Written request:
Begin at the line containing "OCR this image." and copy exactly through the last line of the listing, skipping every picture.

(Dataset items)
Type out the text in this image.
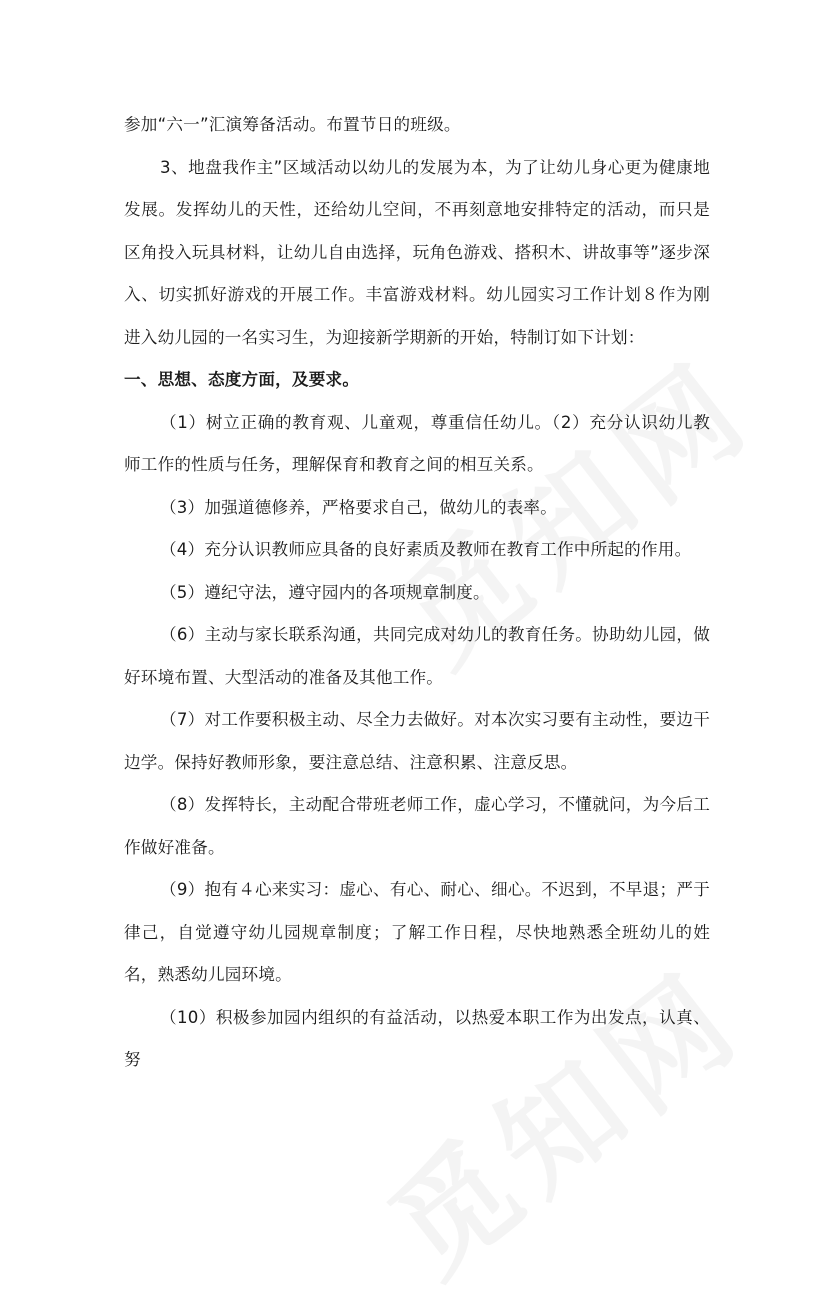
参加“六一”汇演筹备活动。布置节日的班级。

3、地盘我作主”区域活动以幼儿的发展为本，为了让幼儿身心更为健康地发展。发挥幼儿的天性，还给幼儿空间，不再刻意地安排特定的活动，而只是区角投入玩具材料，让幼儿自由选择，玩角色游戏、搭积木、讲故事等”逐步深入、切实抓好游戏的开展工作。丰富游戏材料。幼儿园实习工作计划８作为刚进入幼儿园的一名实习生，为迎接新学期新的开始，特制订如下计划：

一、思想、态度方面，及要求。

（1）树立正确的教育观、儿童观，尊重信任幼儿。（2）充分认识幼儿教师工作的性质与任务，理解保育和教育之间的相互关系。

（3）加强道德修养，严格要求自己，做幼儿的表率。

（4）充分认识教师应具备的良好素质及教师在教育工作中所起的作用。

（5）遵纪守法，遵守园内的各项规章制度。

（6）主动与家长联系沟通，共同完成对幼儿的教育任务。协助幼儿园，做好环境布置、大型活动的准备及其他工作。

（7）对工作要积极主动、尽全力去做好。对本次实习要有主动性，要边干边学。保持好教师形象，要注意总结、注意积累、注意反思。

（8）发挥特长，主动配合带班老师工作，虚心学习，不懂就问，为今后工作做好准备。

（9）抱有４心来实习：虚心、有心、耐心、细心。不迟到，不早退；严于律己，自觉遵守幼儿园规章制度；了解工作日程，尽快地熟悉全班幼儿的姓名，熟悉幼儿园环境。

（10）积极参加园内组织的有益活动，以热爱本职工作为出发点，认真、努
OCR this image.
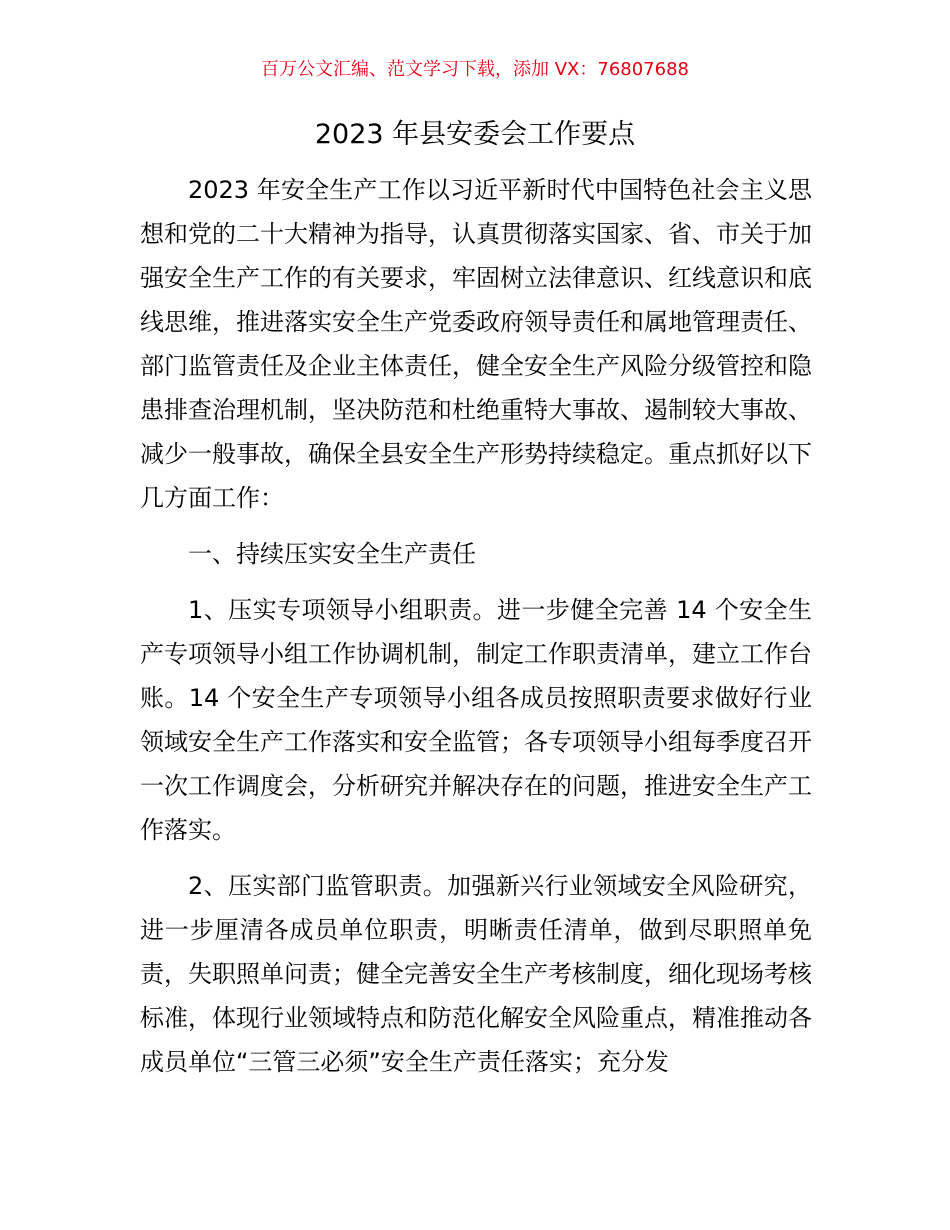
百万公文汇编、范文学习下载，添加 VX：76807688
2023 年县安委会工作要点

2023 年安全生产工作以习近平新时代中国特色社会主义思想和党的二十大精神为指导，认真贯彻落实国家、省、市关于加强安全生产工作的有关要求，牢固树立法律意识、红线意识和底线思维，推进落实安全生产党委政府领导责任和属地管理责任、部门监管责任及企业主体责任，健全安全生产风险分级管控和隐患排查治理机制，坚决防范和杜绝重特大事故、遏制较大事故、减少一般事故，确保全县安全生产形势持续稳定。重点抓好以下几方面工作：

一、持续压实安全生产责任

1、压实专项领导小组职责。进一步健全完善 14 个安全生产专项领导小组工作协调机制，制定工作职责清单，建立工作台账。14 个安全生产专项领导小组各成员按照职责要求做好行业领域安全生产工作落实和安全监管；各专项领导小组每季度召开一次工作调度会，分析研究并解决存在的问题，推进安全生产工作落实。

2、压实部门监管职责。加强新兴行业领域安全风险研究，进一步厘清各成员单位职责，明晰责任清单，做到尽职照单免责，失职照单问责；健全完善安全生产考核制度，细化现场考核标准，体现行业领域特点和防范化解安全风险重点，精准推动各成员单位“三管三必须”安全生产责任落实；充分发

Correct response:
OCR this image.
百万公文汇编、范文学习下载，添加 VX：76807688
2023 年县安委会工作要点

2023 年安全生产工作以习近平新时代中国特色社会主义思想和党的二十大精神为指导，认真贯彻落实国家、省、市关于加强安全生产工作的有关要求，牢固树立法律意识、红线意识和底线思维，推进落实安全生产党委政府领导责任和属地管理责任、部门监管责任及企业主体责任，健全安全生产风险分级管控和隐患排查治理机制，坚决防范和杜绝重特大事故、遏制较大事故、减少一般事故，确保全县安全生产形势持续稳定。重点抓好以下几方面工作：

一、持续压实安全生产责任

1、压实专项领导小组职责。进一步健全完善 14 个安全生产专项领导小组工作协调机制，制定工作职责清单，建立工作台账。14 个安全生产专项领导小组各成员按照职责要求做好行业领域安全生产工作落实和安全监管；各专项领导小组每季度召开一次工作调度会，分析研究并解决存在的问题，推进安全生产工作落实。

2、压实部门监管职责。加强新兴行业领域安全风险研究，进一步厘清各成员单位职责，明晰责任清单，做到尽职照单免责，失职照单问责；健全完善安全生产考核制度，细化现场考核标准，体现行业领域特点和防范化解安全风险重点，精准推动各成员单位“三管三必须”安全生产责任落实；充分发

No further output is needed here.